BEGIN
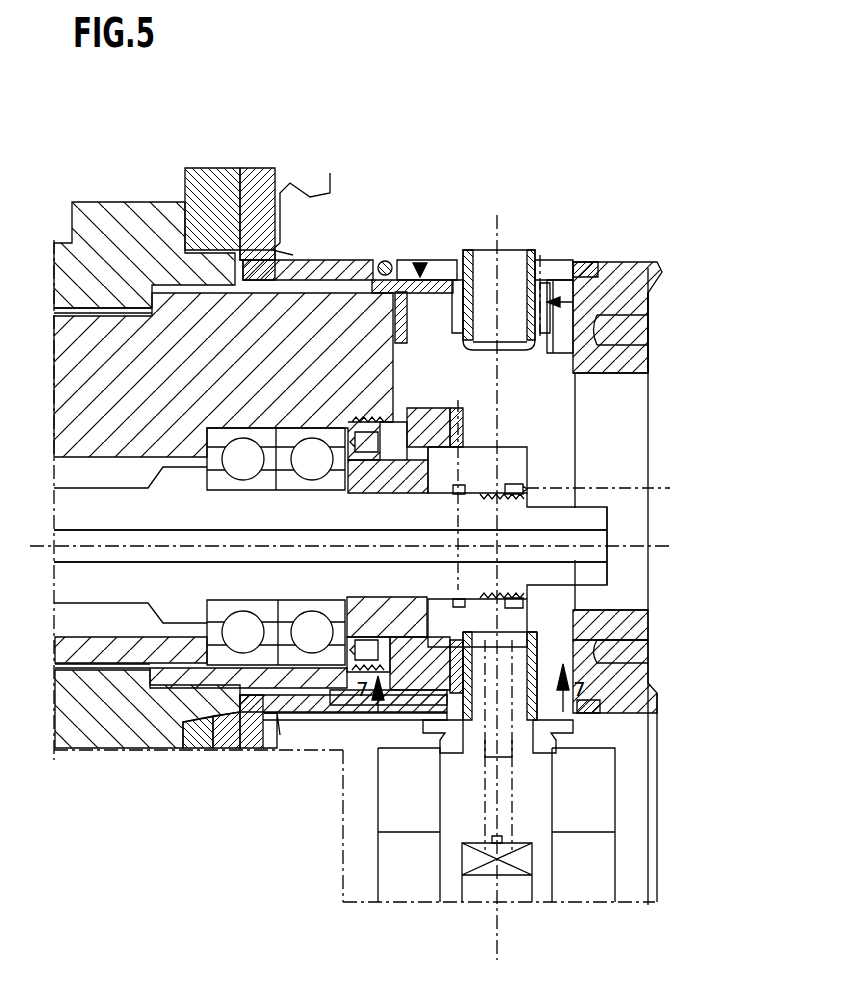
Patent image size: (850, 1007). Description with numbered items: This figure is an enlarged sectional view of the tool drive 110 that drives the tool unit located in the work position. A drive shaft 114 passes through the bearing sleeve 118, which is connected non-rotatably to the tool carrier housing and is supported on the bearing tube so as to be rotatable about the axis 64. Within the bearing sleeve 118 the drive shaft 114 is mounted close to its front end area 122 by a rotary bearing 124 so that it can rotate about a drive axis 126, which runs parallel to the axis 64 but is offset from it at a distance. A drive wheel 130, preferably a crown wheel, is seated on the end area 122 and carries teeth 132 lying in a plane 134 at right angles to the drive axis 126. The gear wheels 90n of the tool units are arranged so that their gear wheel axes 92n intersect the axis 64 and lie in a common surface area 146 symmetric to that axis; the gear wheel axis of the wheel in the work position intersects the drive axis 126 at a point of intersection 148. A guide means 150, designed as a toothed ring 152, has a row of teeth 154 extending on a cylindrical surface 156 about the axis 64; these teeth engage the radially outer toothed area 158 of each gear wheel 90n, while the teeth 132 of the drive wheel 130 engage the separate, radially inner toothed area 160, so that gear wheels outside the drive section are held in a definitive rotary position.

The axis 64 is at (630, 488).
The gear wheel 90n is at (620, 277).
The gear wheel axis 92n is at (497, 366).
The tool drive 110 is at (470, 455).
The drive shaft 114 is at (125, 500).
The bearing sleeve 118 is at (313, 332).
The front end area 122 is at (453, 527).
The rotary bearing 124 is at (227, 680).
The drive axis 126 is at (632, 548).
The drive wheel 130 is at (400, 598).
The teeth 132 is at (464, 413).
The plane 134 is at (470, 470).
The surface area 146 is at (500, 927).
The point of intersection 148 is at (443, 560).
The guide means 150 is at (418, 260).
The toothed ring 152 is at (440, 277).
The row of teeth 154 is at (462, 275).
The cylindrical surface 156 is at (660, 278).
The toothed area 158 is at (555, 262).
The toothed area 160 is at (625, 327).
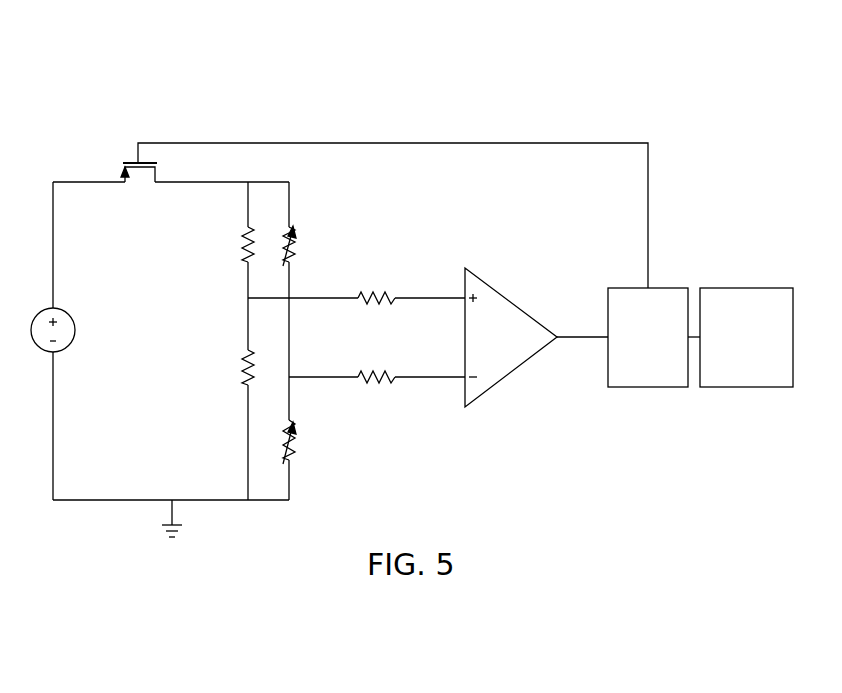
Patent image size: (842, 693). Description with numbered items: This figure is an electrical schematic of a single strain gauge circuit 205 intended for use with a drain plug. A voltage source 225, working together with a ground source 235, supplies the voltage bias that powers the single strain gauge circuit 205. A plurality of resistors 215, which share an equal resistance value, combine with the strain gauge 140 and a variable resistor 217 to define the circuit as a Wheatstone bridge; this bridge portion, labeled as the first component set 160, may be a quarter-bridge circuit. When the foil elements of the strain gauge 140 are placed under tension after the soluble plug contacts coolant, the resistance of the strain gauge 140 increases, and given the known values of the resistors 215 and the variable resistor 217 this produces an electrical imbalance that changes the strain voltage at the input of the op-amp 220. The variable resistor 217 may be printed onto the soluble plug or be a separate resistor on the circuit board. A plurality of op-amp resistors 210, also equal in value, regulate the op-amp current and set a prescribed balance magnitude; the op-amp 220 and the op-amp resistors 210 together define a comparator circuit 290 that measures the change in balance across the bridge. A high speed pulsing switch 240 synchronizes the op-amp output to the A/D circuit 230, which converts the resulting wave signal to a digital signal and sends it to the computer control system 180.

The single strain gauge circuit 205 is at (695, 58).
The high speed pulsing switch 240 is at (131, 160).
The first component set 160 is at (258, 403).
The plurality of resistors 215 is at (244, 230).
The variable resistor 217 is at (292, 236).
The strain gauge 140 is at (290, 432).
The voltage source 225 is at (75, 330).
The ground source 235 is at (175, 514).
The op-amp resistors 210 is at (392, 292).
The operational amplifier 220 is at (515, 300).
The comparator circuit 290 is at (484, 463).
The A/D circuit 230 is at (664, 286).
The computer control system 180 is at (750, 286).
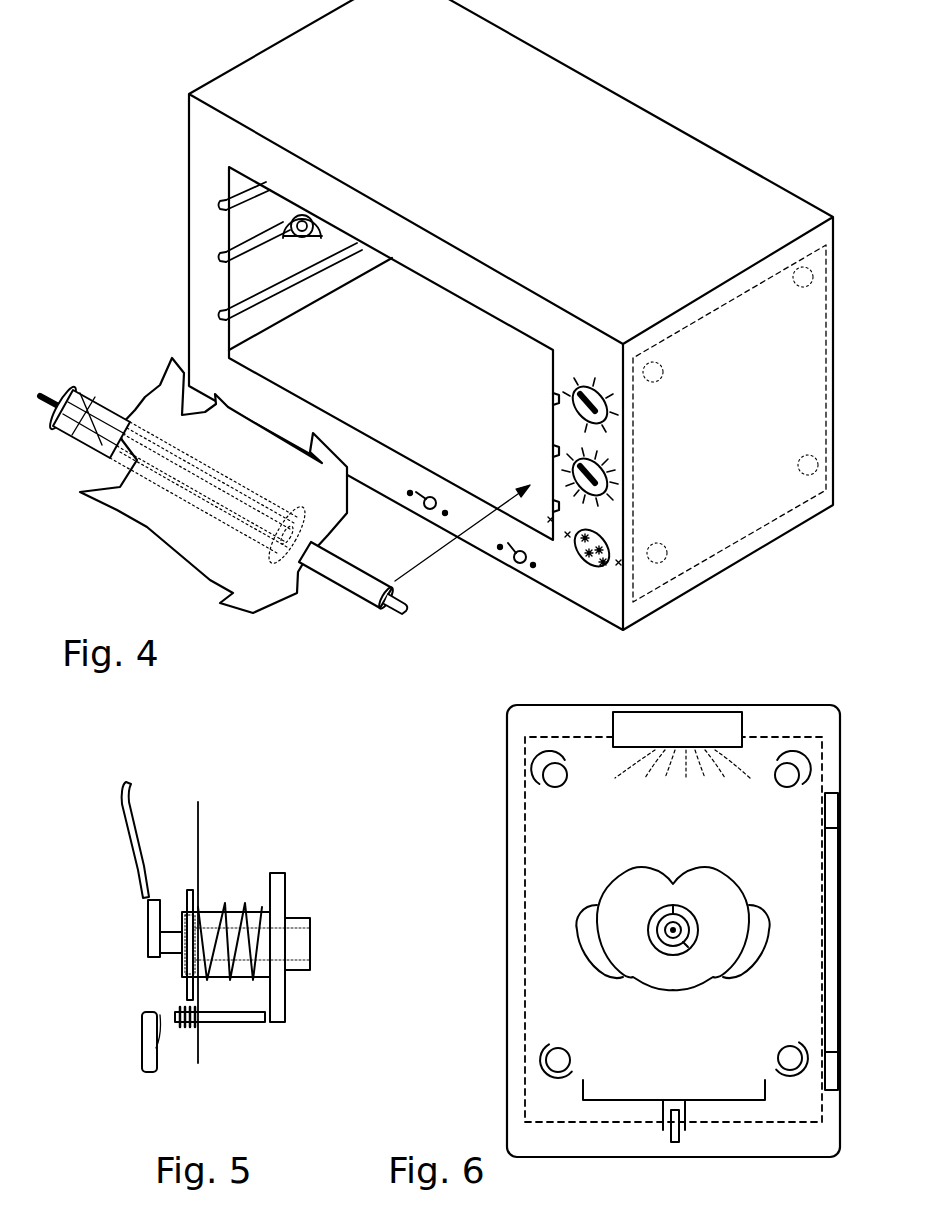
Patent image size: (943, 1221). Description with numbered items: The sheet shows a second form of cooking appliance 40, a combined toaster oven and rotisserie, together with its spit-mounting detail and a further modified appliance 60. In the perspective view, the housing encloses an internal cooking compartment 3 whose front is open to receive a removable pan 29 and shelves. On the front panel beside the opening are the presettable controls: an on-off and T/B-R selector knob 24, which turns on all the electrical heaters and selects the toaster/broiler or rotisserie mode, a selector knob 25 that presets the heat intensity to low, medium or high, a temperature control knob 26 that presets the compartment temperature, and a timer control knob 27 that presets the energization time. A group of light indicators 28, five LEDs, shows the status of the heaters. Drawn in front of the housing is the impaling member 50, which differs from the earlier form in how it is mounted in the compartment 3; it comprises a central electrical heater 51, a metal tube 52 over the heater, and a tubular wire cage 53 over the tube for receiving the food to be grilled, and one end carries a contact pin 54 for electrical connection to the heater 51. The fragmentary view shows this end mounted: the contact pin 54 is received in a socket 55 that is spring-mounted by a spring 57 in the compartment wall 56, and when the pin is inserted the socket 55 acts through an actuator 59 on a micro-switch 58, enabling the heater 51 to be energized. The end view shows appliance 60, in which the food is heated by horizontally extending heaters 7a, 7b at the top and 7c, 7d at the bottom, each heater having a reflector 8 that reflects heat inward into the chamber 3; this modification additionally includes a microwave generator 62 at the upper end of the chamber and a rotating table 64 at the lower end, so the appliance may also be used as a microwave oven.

In FIG. 4, the internal cooking compartment 3 is at (467, 439).
In FIG. 4, the on-off and T/B-R selector knob 24 is at (431, 512).
In FIG. 4, the selector knob 25 is at (518, 570).
In FIG. 4, the temperature control knob 26 is at (586, 385).
In FIG. 4, the timer control knob 27 is at (606, 455).
In FIG. 4, the light indicators 28 is at (593, 568).
In FIG. 4, the removable pan 29 is at (738, 532).
In FIG. 4, the appliance 40 is at (842, 225).
In FIG. 4, the impaling member 50 is at (340, 543).
In FIG. 4, the central electrical heater 51 is at (400, 620).
In FIG. 4, the metal tube 52 is at (405, 590).
In FIG. 4, the tubular wire cage 53 is at (300, 512).
In FIG. 4, the contact pin 54 is at (60, 393).
In FIG. 5, the socket 55 is at (311, 913).
In FIG. 5, the compartment wall 56 is at (200, 817).
In FIG. 5, the spring 57 is at (225, 905).
In FIG. 5, the micro-switch 58 is at (145, 1072).
In FIG. 5, the actuator 59 is at (228, 1017).
In FIG. 6, the appliance 60 is at (505, 942).
In FIG. 6, the microwave generator 62 is at (680, 723).
In FIG. 6, the rotating table 64 is at (643, 1100).
In FIG. 6, the heater 7a is at (560, 787).
In FIG. 6, the heater 7b is at (785, 787).
In FIG. 6, the heater 7c is at (569, 1047).
In FIG. 6, the heater 7d is at (783, 1047).
In FIG. 6, the reflector 8 is at (533, 762).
END
#### Written task
Can you reproduce all three records above word for word, including every description and location line, but without the pictures?

#### Response below
Patent image size: (850, 1007). Description with numbered items: This figure is an enlarged sectional view of the tool drive 110 that drives the tool unit located in the work position. A drive shaft 114 passes through the bearing sleeve 118, which is connected non-rotatably to the tool carrier housing and is supported on the bearing tube so as to be rotatable about the axis 64. Within the bearing sleeve 118 the drive shaft 114 is mounted close to its front end area 122 by a rotary bearing 124 so that it can rotate about a drive axis 126, which runs parallel to the axis 64 but is offset from it at a distance. A drive wheel 130, preferably a crown wheel, is seated on the end area 122 and carries teeth 132 lying in a plane 134 at right angles to the drive axis 126. The gear wheels 90n of the tool units are arranged so that their gear wheel axes 92n intersect the axis 64 and lie in a common surface area 146 symmetric to that axis; the gear wheel axis of the wheel in the work position intersects the drive axis 126 at a point of intersection 148. A guide means 150, designed as a toothed ring 152, has a row of teeth 154 extending on a cylindrical surface 156 about the axis 64; these teeth engage the radially outer toothed area 158 of each gear wheel 90n, while the teeth 132 of the drive wheel 130 engage the separate, radially inner toothed area 160, so that gear wheels outside the drive section are held in a definitive rotary position.

The axis 64 is at (630, 488).
The gear wheel 90n is at (620, 277).
The gear wheel axis 92n is at (497, 366).
The tool drive 110 is at (470, 455).
The drive shaft 114 is at (125, 500).
The bearing sleeve 118 is at (313, 332).
The front end area 122 is at (453, 527).
The rotary bearing 124 is at (227, 680).
The drive axis 126 is at (632, 548).
The drive wheel 130 is at (400, 598).
The teeth 132 is at (464, 413).
The plane 134 is at (470, 470).
The surface area 146 is at (500, 927).
The point of intersection 148 is at (443, 560).
The guide means 150 is at (418, 260).
The toothed ring 152 is at (440, 277).
The row of teeth 154 is at (462, 275).
The cylindrical surface 156 is at (660, 278).
The toothed area 158 is at (555, 262).
The toothed area 160 is at (625, 327).
Patent image size: (842, 693). Description with numbered items: This figure is an electrical schematic of a single strain gauge circuit 205 intended for use with a drain plug. A voltage source 225, working together with a ground source 235, supplies the voltage bias that powers the single strain gauge circuit 205. A plurality of resistors 215, which share an equal resistance value, combine with the strain gauge 140 and a variable resistor 217 to define the circuit as a Wheatstone bridge; this bridge portion, labeled as the first component set 160, may be a quarter-bridge circuit. When the foil elements of the strain gauge 140 are placed under tension after the soluble plug contacts coolant, the resistance of the strain gauge 140 increases, and given the known values of the resistors 215 and the variable resistor 217 this produces an electrical imbalance that changes the strain voltage at the input of the op-amp 220. The variable resistor 217 may be printed onto the soluble plug or be a separate resistor on the circuit board. A plurality of op-amp resistors 210, also equal in value, regulate the op-amp current and set a prescribed balance magnitude; the op-amp 220 and the op-amp resistors 210 together define a comparator circuit 290 that measures the change in balance across the bridge. A high speed pulsing switch 240 synchronizes the op-amp output to the A/D circuit 230, which converts the resulting wave signal to a digital signal and sends it to the computer control system 180.

The single strain gauge circuit 205 is at (695, 58).
The high speed pulsing switch 240 is at (131, 160).
The first component set 160 is at (258, 403).
The plurality of resistors 215 is at (244, 230).
The variable resistor 217 is at (292, 236).
The strain gauge 140 is at (290, 432).
The voltage source 225 is at (75, 330).
The ground source 235 is at (175, 514).
The op-amp resistors 210 is at (392, 292).
The operational amplifier 220 is at (515, 300).
The comparator circuit 290 is at (484, 463).
The A/D circuit 230 is at (664, 286).
The computer control system 180 is at (750, 286).
Patent image size: (943, 1221). Description with numbered items: The sheet shows a second form of cooking appliance 40, a combined toaster oven and rotisserie, together with its spit-mounting detail and a further modified appliance 60. In the perspective view, the housing encloses an internal cooking compartment 3 whose front is open to receive a removable pan 29 and shelves. On the front panel beside the opening are the presettable controls: an on-off and T/B-R selector knob 24, which turns on all the electrical heaters and selects the toaster/broiler or rotisserie mode, a selector knob 25 that presets the heat intensity to low, medium or high, a temperature control knob 26 that presets the compartment temperature, and a timer control knob 27 that presets the energization time. A group of light indicators 28, five LEDs, shows the status of the heaters. Drawn in front of the housing is the impaling member 50, which differs from the earlier form in how it is mounted in the compartment 3; it comprises a central electrical heater 51, a metal tube 52 over the heater, and a tubular wire cage 53 over the tube for receiving the food to be grilled, and one end carries a contact pin 54 for electrical connection to the heater 51. The fragmentary view shows this end mounted: the contact pin 54 is received in a socket 55 that is spring-mounted by a spring 57 in the compartment wall 56, and when the pin is inserted the socket 55 acts through an actuator 59 on a micro-switch 58, enabling the heater 51 to be energized. The end view shows appliance 60, in which the food is heated by horizontally extending heaters 7a, 7b at the top and 7c, 7d at the bottom, each heater having a reflector 8 that reflects heat inward into the chamber 3; this modification additionally includes a microwave generator 62 at the upper end of the chamber and a rotating table 64 at the lower end, so the appliance may also be used as a microwave oven.

In FIG. 4, the internal cooking compartment 3 is at (467, 439).
In FIG. 4, the on-off and T/B-R selector knob 24 is at (431, 512).
In FIG. 4, the selector knob 25 is at (518, 570).
In FIG. 4, the temperature control knob 26 is at (586, 385).
In FIG. 4, the timer control knob 27 is at (606, 455).
In FIG. 4, the light indicators 28 is at (593, 568).
In FIG. 4, the removable pan 29 is at (738, 532).
In FIG. 4, the appliance 40 is at (842, 225).
In FIG. 4, the impaling member 50 is at (340, 543).
In FIG. 4, the central electrical heater 51 is at (400, 620).
In FIG. 4, the metal tube 52 is at (405, 590).
In FIG. 4, the tubular wire cage 53 is at (300, 512).
In FIG. 4, the contact pin 54 is at (60, 393).
In FIG. 5, the socket 55 is at (311, 913).
In FIG. 5, the compartment wall 56 is at (200, 817).
In FIG. 5, the spring 57 is at (225, 905).
In FIG. 5, the micro-switch 58 is at (145, 1072).
In FIG. 5, the actuator 59 is at (228, 1017).
In FIG. 6, the appliance 60 is at (505, 942).
In FIG. 6, the microwave generator 62 is at (680, 723).
In FIG. 6, the rotating table 64 is at (643, 1100).
In FIG. 6, the heater 7a is at (560, 787).
In FIG. 6, the heater 7b is at (785, 787).
In FIG. 6, the heater 7c is at (569, 1047).
In FIG. 6, the heater 7d is at (783, 1047).
In FIG. 6, the reflector 8 is at (533, 762).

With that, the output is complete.